[What the task requires] Return all of the data exactly as written, without the pictures.

[Supplied material]
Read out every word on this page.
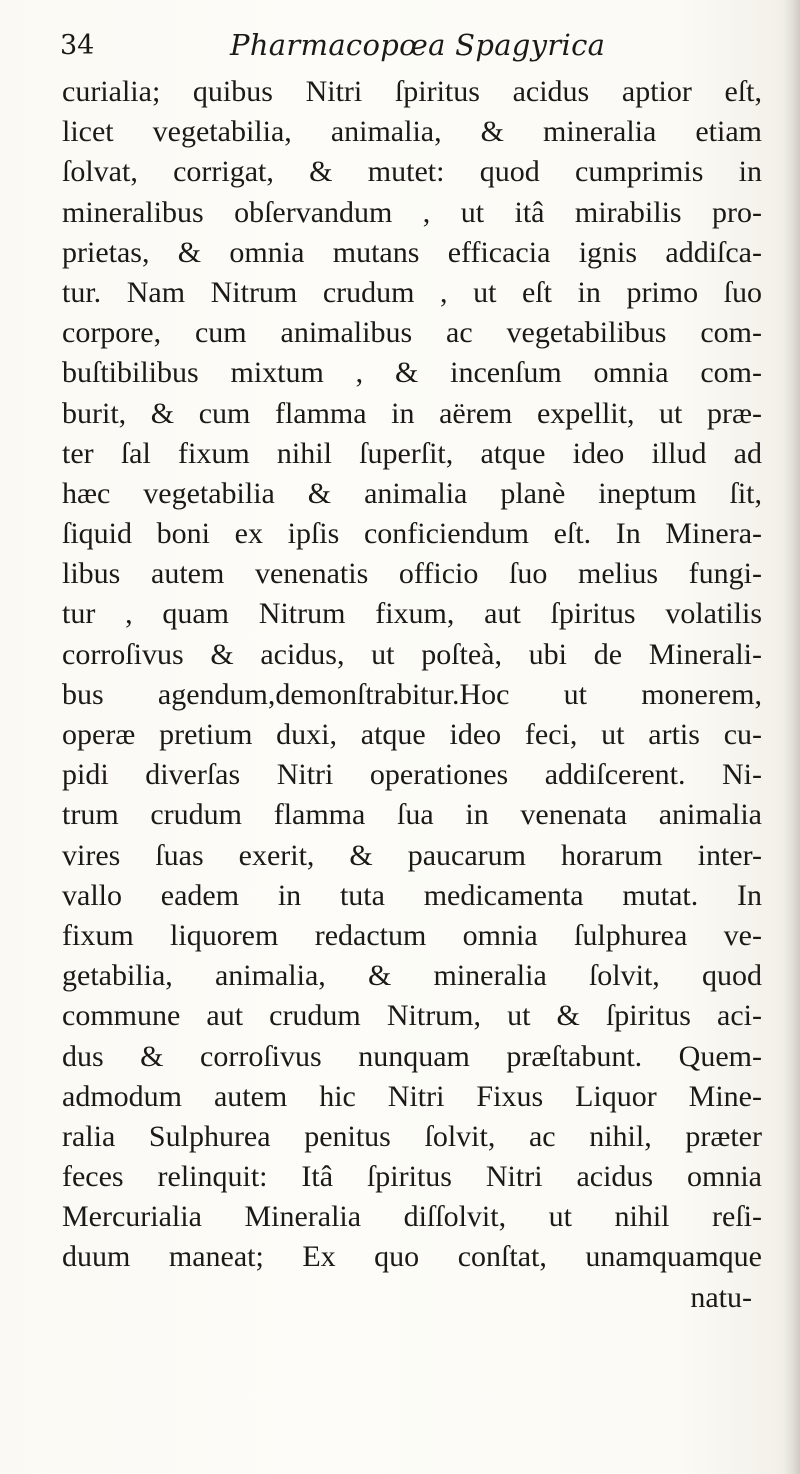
34	Pharmacopœa Spagyrica
curialia; quibus Nitri ſpiritus acidus aptior eſt,
licet vegetabilia, animalia, & mineralia etiam
ſolvat, corrigat, & mutet: quod cumprimis in
mineralibus obſervandum , ut itâ mirabilis pro-
prietas, & omnia mutans efficacia ignis addiſca-
tur. Nam Nitrum crudum , ut eſt in primo ſuo
corpore, cum animalibus ac vegetabilibus com-
buſtibilibus mixtum , & incenſum omnia com-
burit, & cum flamma in aërem expellit, ut præ-
ter ſal fixum nihil ſuperſit, atque ideo illud ad
hæc vegetabilia & animalia planè ineptum ſit,
ſiquid boni ex ipſis conficiendum eſt. In Minera-
libus autem venenatis officio ſuo melius fungi-
tur , quam Nitrum fixum, aut ſpiritus volatilis
corroſivus & acidus, ut poſteà, ubi de Minerali-
bus agendum,demonſtrabitur.Hoc ut monerem,
operæ pretium duxi, atque ideo feci, ut artis cu-
pidi diverſas Nitri operationes addiſcerent. Ni-
trum crudum flamma ſua in venenata animalia
vires ſuas exerit, & paucarum horarum inter-
vallo eadem in tuta medicamenta mutat. In
fixum liquorem redactum omnia ſulphurea ve-
getabilia, animalia, & mineralia ſolvit, quod
commune aut crudum Nitrum, ut & ſpiritus aci-
dus & corroſivus nunquam præſtabunt. Quem-
admodum autem hic Nitri Fixus Liquor Mine-
ralia Sulphurea penitus ſolvit, ac nihil, præter
feces relinquit: Itâ ſpiritus Nitri acidus omnia
Mercurialia Mineralia diſſolvit, ut nihil reſi-
duum maneat; Ex quo conſtat, unamquamque
natu-
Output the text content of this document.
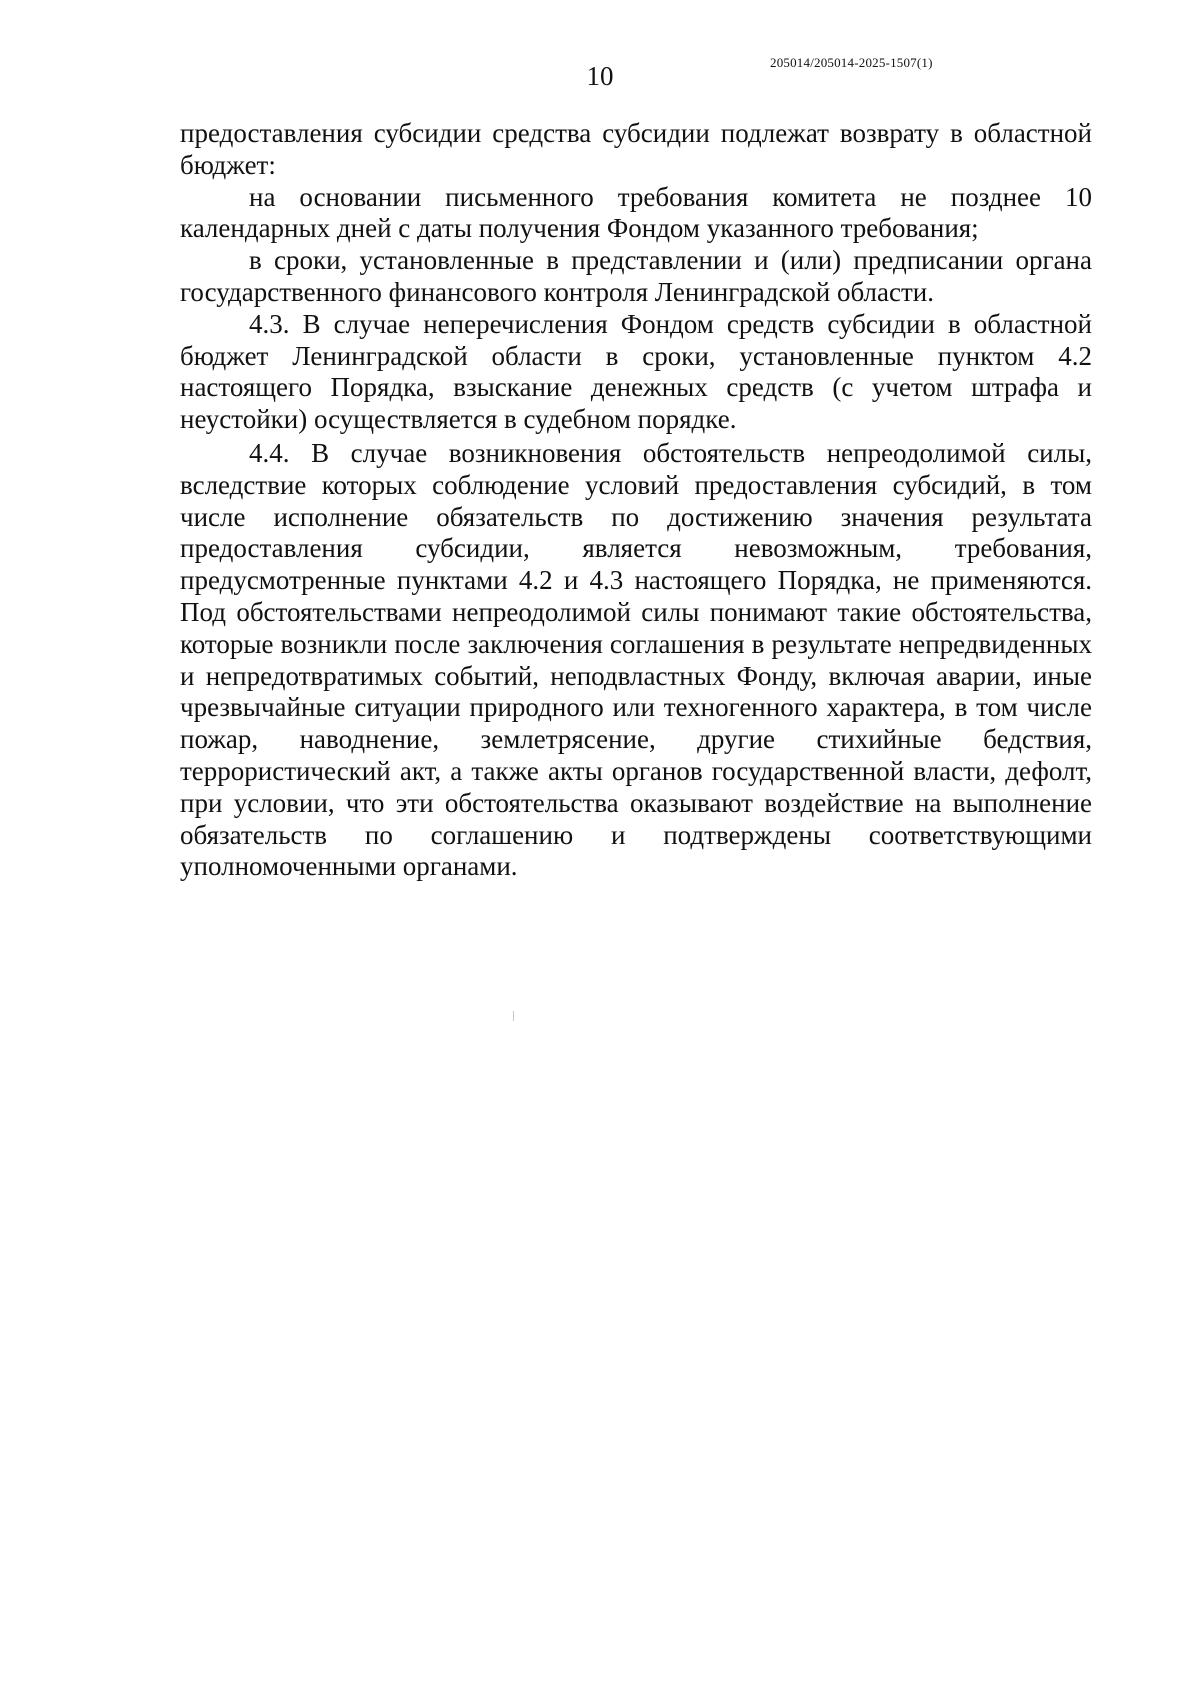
10	205014/205014-2025-1507(1)

предоставления субсидии средства субсидии подлежат возврату в областной бюджет:

на основании письменного требования комитета не позднее 10 календарных дней с даты получения Фондом указанного требования;

в сроки, установленные в представлении и (или) предписании органа государственного финансового контроля Ленинградской области.

4.3. В случае неперечисления Фондом средств субсидии в областной бюджет Ленинградской области в сроки, установленные пунктом 4.2 настоящего Порядка, взыскание денежных средств (с учетом штрафа и неустойки) осуществляется в судебном порядке.

4.4. В случае возникновения обстоятельств непреодолимой силы, вследствие которых соблюдение условий предоставления субсидий, в том числе исполнение обязательств по достижению значения результата предоставления субсидии, является невозможным, требования, предусмотренные пунктами 4.2 и 4.3 настоящего Порядка, не применяются. Под обстоятельствами непреодолимой силы понимают такие обстоятельства, которые возникли после заключения соглашения в результате непредвиденных и непредотвратимых событий, неподвластных Фонду, включая аварии, иные чрезвычайные ситуации природного или техногенного характера, в том числе пожар, наводнение, землетрясение, другие стихийные бедствия, террористический акт, а также акты органов государственной власти, дефолт, при условии, что эти обстоятельства оказывают воздействие на выполнение обязательств по соглашению и подтверждены соответствующими уполномоченными органами.
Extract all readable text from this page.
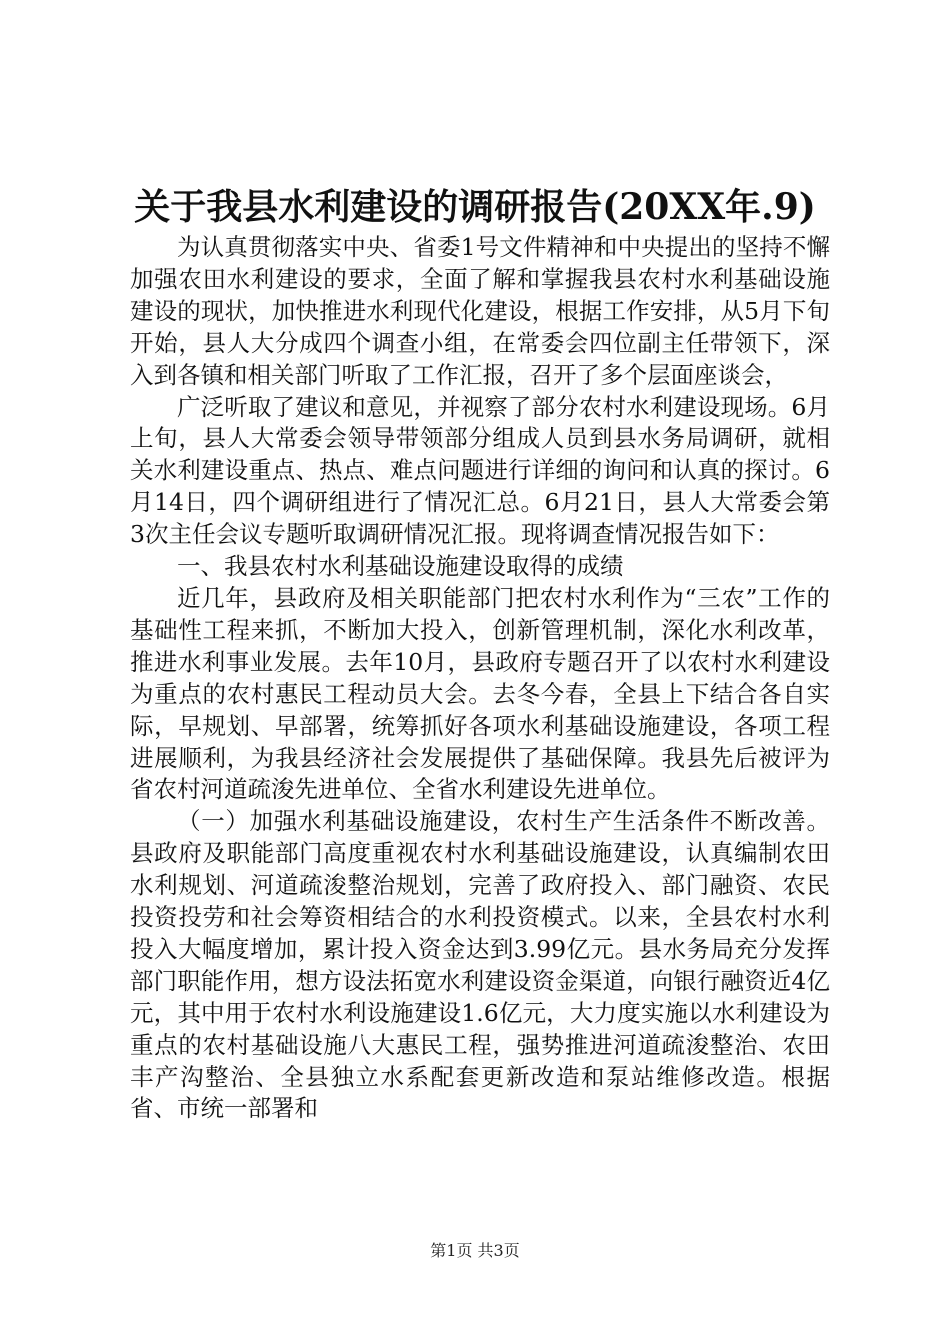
关于我县水利建设的调研报告(20XX年.9)

为认真贯彻落实中央、省委1号文件精神和中央提出的坚持不懈加强农田水利建设的要求，全面了解和掌握我县农村水利基础设施建设的现状，加快推进水利现代化建设，根据工作安排，从5月下旬开始，县人大分成四个调查小组，在常委会四位副主任带领下，深入到各镇和相关部门听取了工作汇报，召开了多个层面座谈会，

广泛听取了建议和意见，并视察了部分农村水利建设现场。6月上旬，县人大常委会领导带领部分组成人员到县水务局调研，就相关水利建设重点、热点、难点问题进行详细的询问和认真的探讨。6月14日，四个调研组进行了情况汇总。6月21日，县人大常委会第3次主任会议专题听取调研情况汇报。现将调查情况报告如下：

一、我县农村水利基础设施建设取得的成绩

近几年，县政府及相关职能部门把农村水利作为“三农”工作的基础性工程来抓，不断加大投入，创新管理机制，深化水利改革，推进水利事业发展。去年10月，县政府专题召开了以农村水利建设为重点的农村惠民工程动员大会。去冬今春，全县上下结合各自实际，早规划、早部署，统筹抓好各项水利基础设施建设，各项工程进展顺利，为我县经济社会发展提供了基础保障。我县先后被评为省农村河道疏浚先进单位、全省水利建设先进单位。

（一）加强水利基础设施建设，农村生产生活条件不断改善。县政府及职能部门高度重视农村水利基础设施建设，认真编制农田水利规划、河道疏浚整治规划，完善了政府投入、部门融资、农民投资投劳和社会筹资相结合的水利投资模式。以来，全县农村水利投入大幅度增加，累计投入资金达到3.99亿元。县水务局充分发挥部门职能作用，想方设法拓宽水利建设资金渠道，向银行融资近4亿元，其中用于农村水利设施建设1.6亿元，大力度实施以水利建设为重点的农村基础设施八大惠民工程，强势推进河道疏浚整治、农田丰产沟整治、全县独立水系配套更新改造和泵站维修改造。根据省、市统一部署和

第1页 共3页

[Output for this task]
Read out every word on this page.
34	Pharmacopœa Spagyrica
curialia; quibus Nitri ſpiritus acidus aptior eſt,
licet vegetabilia, animalia, & mineralia etiam
ſolvat, corrigat, & mutet: quod cumprimis in
mineralibus obſervandum , ut itâ mirabilis pro-
prietas, & omnia mutans efficacia ignis addiſca-
tur. Nam Nitrum crudum , ut eſt in primo ſuo
corpore, cum animalibus ac vegetabilibus com-
buſtibilibus mixtum , & incenſum omnia com-
burit, & cum flamma in aërem expellit, ut præ-
ter ſal fixum nihil ſuperſit, atque ideo illud ad
hæc vegetabilia & animalia planè ineptum ſit,
ſiquid boni ex ipſis conficiendum eſt. In Minera-
libus autem venenatis officio ſuo melius fungi-
tur , quam Nitrum fixum, aut ſpiritus volatilis
corroſivus & acidus, ut poſteà, ubi de Minerali-
bus agendum,demonſtrabitur.Hoc ut monerem,
operæ pretium duxi, atque ideo feci, ut artis cu-
pidi diverſas Nitri operationes addiſcerent. Ni-
trum crudum flamma ſua in venenata animalia
vires ſuas exerit, & paucarum horarum inter-
vallo eadem in tuta medicamenta mutat. In
fixum liquorem redactum omnia ſulphurea ve-
getabilia, animalia, & mineralia ſolvit, quod
commune aut crudum Nitrum, ut & ſpiritus aci-
dus & corroſivus nunquam præſtabunt. Quem-
admodum autem hic Nitri Fixus Liquor Mine-
ralia Sulphurea penitus ſolvit, ac nihil, præter
feces relinquit: Itâ ſpiritus Nitri acidus omnia
Mercurialia Mineralia diſſolvit, ut nihil reſi-
duum maneat; Ex quo conſtat, unamquamque
natu-
Output the text content of this document.
10	205014/205014-2025-1507(1)

предоставления субсидии средства субсидии подлежат возврату в областной бюджет:

на основании письменного требования комитета не позднее 10 календарных дней с даты получения Фондом указанного требования;

в сроки, установленные в представлении и (или) предписании органа государственного финансового контроля Ленинградской области.

4.3. В случае неперечисления Фондом средств субсидии в областной бюджет Ленинградской области в сроки, установленные пунктом 4.2 настоящего Порядка, взыскание денежных средств (с учетом штрафа и неустойки) осуществляется в судебном порядке.

4.4. В случае возникновения обстоятельств непреодолимой силы, вследствие которых соблюдение условий предоставления субсидий, в том числе исполнение обязательств по достижению значения результата предоставления субсидии, является невозможным, требования, предусмотренные пунктами 4.2 и 4.3 настоящего Порядка, не применяются. Под обстоятельствами непреодолимой силы понимают такие обстоятельства, которые возникли после заключения соглашения в результате непредвиденных и непредотвратимых событий, неподвластных Фонду, включая аварии, иные чрезвычайные ситуации природного или техногенного характера, в том числе пожар, наводнение, землетрясение, другие стихийные бедствия, террористический акт, а также акты органов государственной власти, дефолт, при условии, что эти обстоятельства оказывают воздействие на выполнение обязательств по соглашению и подтверждены соответствующими уполномоченными органами.
Extract all readable text from this page.
关于我县水利建设的调研报告(20XX年.9)

为认真贯彻落实中央、省委1号文件精神和中央提出的坚持不懈加强农田水利建设的要求，全面了解和掌握我县农村水利基础设施建设的现状，加快推进水利现代化建设，根据工作安排，从5月下旬开始，县人大分成四个调查小组，在常委会四位副主任带领下，深入到各镇和相关部门听取了工作汇报，召开了多个层面座谈会，

广泛听取了建议和意见，并视察了部分农村水利建设现场。6月上旬，县人大常委会领导带领部分组成人员到县水务局调研，就相关水利建设重点、热点、难点问题进行详细的询问和认真的探讨。6月14日，四个调研组进行了情况汇总。6月21日，县人大常委会第3次主任会议专题听取调研情况汇报。现将调查情况报告如下：

一、我县农村水利基础设施建设取得的成绩

近几年，县政府及相关职能部门把农村水利作为“三农”工作的基础性工程来抓，不断加大投入，创新管理机制，深化水利改革，推进水利事业发展。去年10月，县政府专题召开了以农村水利建设为重点的农村惠民工程动员大会。去冬今春，全县上下结合各自实际，早规划、早部署，统筹抓好各项水利基础设施建设，各项工程进展顺利，为我县经济社会发展提供了基础保障。我县先后被评为省农村河道疏浚先进单位、全省水利建设先进单位。

（一）加强水利基础设施建设，农村生产生活条件不断改善。县政府及职能部门高度重视农村水利基础设施建设，认真编制农田水利规划、河道疏浚整治规划，完善了政府投入、部门融资、农民投资投劳和社会筹资相结合的水利投资模式。以来，全县农村水利投入大幅度增加，累计投入资金达到3.99亿元。县水务局充分发挥部门职能作用，想方设法拓宽水利建设资金渠道，向银行融资近4亿元，其中用于农村水利设施建设1.6亿元，大力度实施以水利建设为重点的农村基础设施八大惠民工程，强势推进河道疏浚整治、农田丰产沟整治、全县独立水系配套更新改造和泵站维修改造。根据省、市统一部署和

第1页 共3页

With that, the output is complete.